» **AUFGABEN**
**1.** Beantworte bitte anhand des Redeauszugs zum Haushaltsjahr 2017 folgende Fragen:
(a) Welches positive Ergebnis weist die vorläufige Ergebnisrechnung 2017 aus?
(b) Wie hoch ist der Jahresüberschuss in der Finanzrechnung unter Berücksichtigung der Tilgung?
(c) Auf welchen Rest konnte der vorgetragene negative Finanzierungssaldo abgebaut werden?
**2.** Setze den Redeauszug zum Haushaltsjahr 2017 nach seinem letzten Satz fort.

» **TEXTAUSZUG**
★ ★ ★ ★ ★ ★ ★

Meine Damen und Herren,

dass diese zehn Jahre der Schuldentilgung nun zu Ende gehen, verdanken wir einem Haushaltsjahr 2017, das in finanzieller Hinsicht einmalig erfolgreich verlaufen ist. Die vorläufige Ergebnisrechnung 2017 weist aktuell ein positives Ergebnis in Höhe von 68,5 Mio. Euro aus. In der Finanzrechnung und unter Berücksichtigung der Tilgung weisen wir sogar einen Jahresüberschuss in Höhe von 90,3 Millionen Euro aus. Bis in den Sommer hinein – so viel Ehrlichkeit muss sein – haben wir ein solches Ergebnis nicht vorhergesehen und auch nicht für möglich gehalten. Damit konnte der vorgetragene negative Finanzierungssaldo bis auf einen Rest von 19,5 Millionen Euro abgebaut werden, den wir dann hoffentlich in diesem Jahr auf null stellen können.

★ ★ ★ ★ ★ ★ ★

» **GEGEBENE ANGABEN**
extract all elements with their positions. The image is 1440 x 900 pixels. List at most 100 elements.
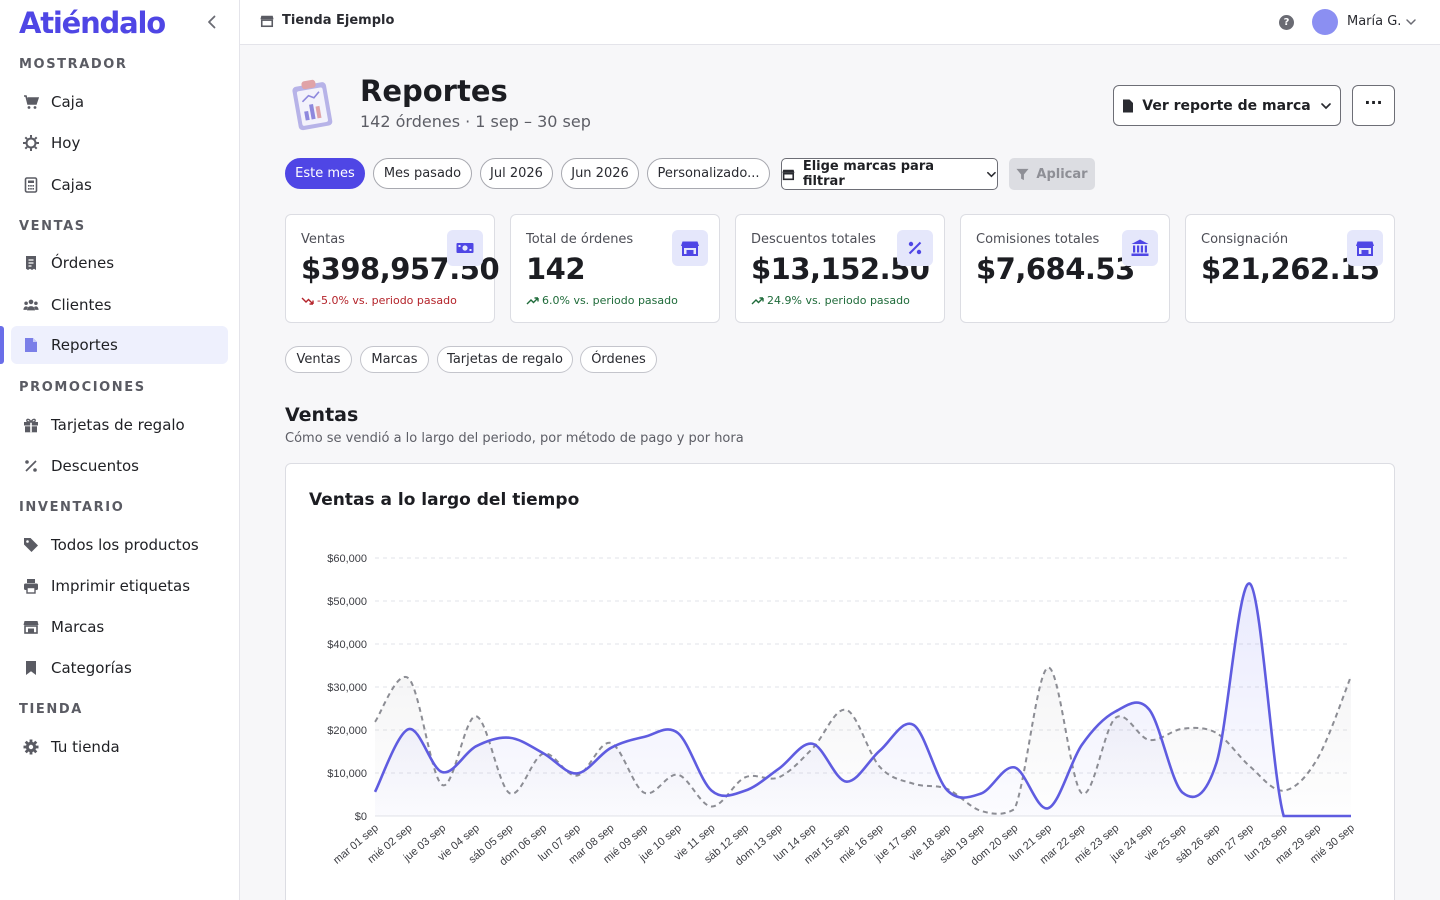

★ ★ ★ ★ ★ ★ ★

» **LÖSUNGEN**
**1.**
(a) 68,5 Mio. Euro
(b) 90,3 Millionen Euro
(c) 19,5 Millionen Euro

**2.**
Über die Gründe habe ich schon in meiner letzten Haushaltsrede ausführlich gesprochen und kann mich deshalb kurz fassen:

Erstens ist die wirtschaftliche Situation auch weiterhin hervorragend, in ganz Deutschland wie auch in unserer Region. In der Konsequenz liegen die Gewerbesteuereinnahmen auf höchstem Niveau, und mit der guten Lage auf dem Arbeitsmarkt konnte auch der ständige Kostenanstieg in der sozialen Sicherung gebremst werden.

Hier zeigt sich eindrucksvoll, welche essentielle Bedeutung Wachstum und Beschäftigung für den Wohlstand einer Region, und damit eben auch für die Kassenlage einer Gebietskörperschaft, haben. Der weitere Ausbau des Wirtschaftsstandortes Rostock muss daher ganz oben auf der Agenda stehen.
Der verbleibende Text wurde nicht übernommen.